■ **WRITTEN EXERCISE**
Give the data below again, word for word.

* BEGIN *

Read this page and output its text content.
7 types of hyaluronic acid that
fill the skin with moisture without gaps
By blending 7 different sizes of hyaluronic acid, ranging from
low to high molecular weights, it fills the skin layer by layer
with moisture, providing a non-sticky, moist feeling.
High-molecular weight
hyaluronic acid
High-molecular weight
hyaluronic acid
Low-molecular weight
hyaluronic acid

* END *

■ **FULL SOLUTION**
Read this page and output its text content.
7 types of hyaluronic acid that
fill the skin with moisture without gaps
By blending 7 different sizes of hyaluronic acid, ranging from
low to high molecular weights, it fills the skin layer by layer
with moisture, providing a non-sticky, moist feeling.
High-molecular weight
hyaluronic acid
High-molecular weight
hyaluronic acid
Low-molecular weight
hyaluronic acid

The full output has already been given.